● **Task description**:
Return the lines where the word "JSON" occurs.

* * * * * * *

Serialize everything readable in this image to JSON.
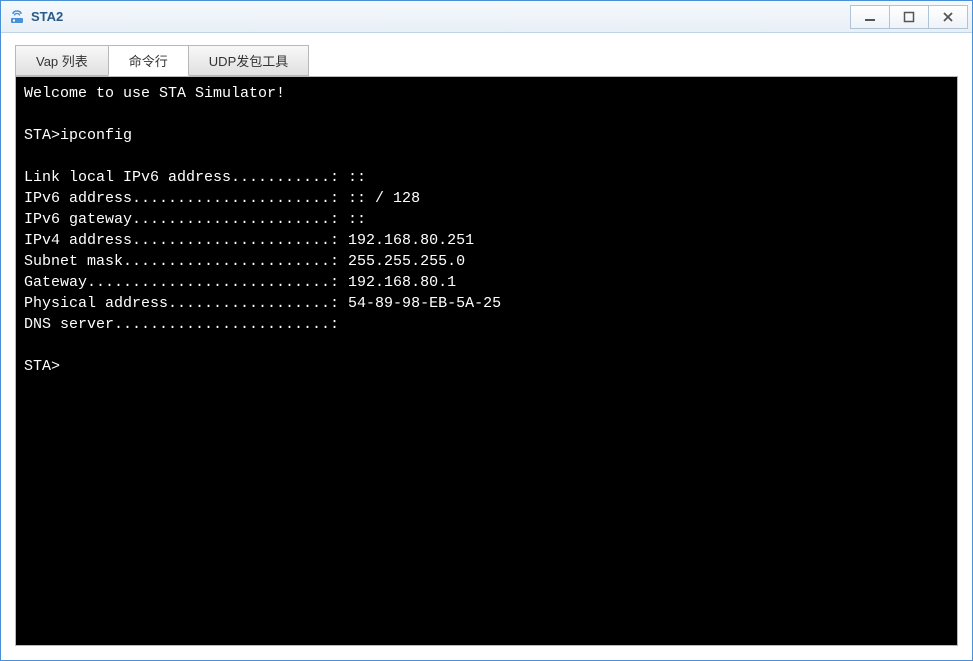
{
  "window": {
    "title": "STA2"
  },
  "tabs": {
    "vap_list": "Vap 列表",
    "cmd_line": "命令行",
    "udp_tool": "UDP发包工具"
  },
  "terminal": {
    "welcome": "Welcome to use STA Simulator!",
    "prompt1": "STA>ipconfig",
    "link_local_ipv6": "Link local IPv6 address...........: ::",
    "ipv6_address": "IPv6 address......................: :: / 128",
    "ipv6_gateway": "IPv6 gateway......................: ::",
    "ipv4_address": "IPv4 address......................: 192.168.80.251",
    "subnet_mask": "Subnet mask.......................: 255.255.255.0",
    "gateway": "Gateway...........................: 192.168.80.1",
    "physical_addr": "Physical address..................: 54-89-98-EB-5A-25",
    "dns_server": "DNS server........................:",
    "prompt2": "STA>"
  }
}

* * * * * * *

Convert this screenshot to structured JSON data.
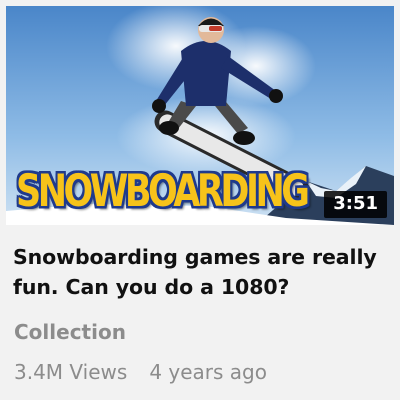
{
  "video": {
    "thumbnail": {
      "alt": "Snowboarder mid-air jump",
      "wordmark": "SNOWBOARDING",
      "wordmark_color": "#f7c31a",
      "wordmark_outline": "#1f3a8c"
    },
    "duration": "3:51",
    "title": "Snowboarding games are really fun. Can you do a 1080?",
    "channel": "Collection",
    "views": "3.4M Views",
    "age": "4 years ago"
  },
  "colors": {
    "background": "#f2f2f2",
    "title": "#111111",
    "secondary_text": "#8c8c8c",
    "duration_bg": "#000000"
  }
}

* * * * * * *

● **Final answer**:
Serialize everything readable in this image to JSON.
Convert this screenshot to structured JSON data.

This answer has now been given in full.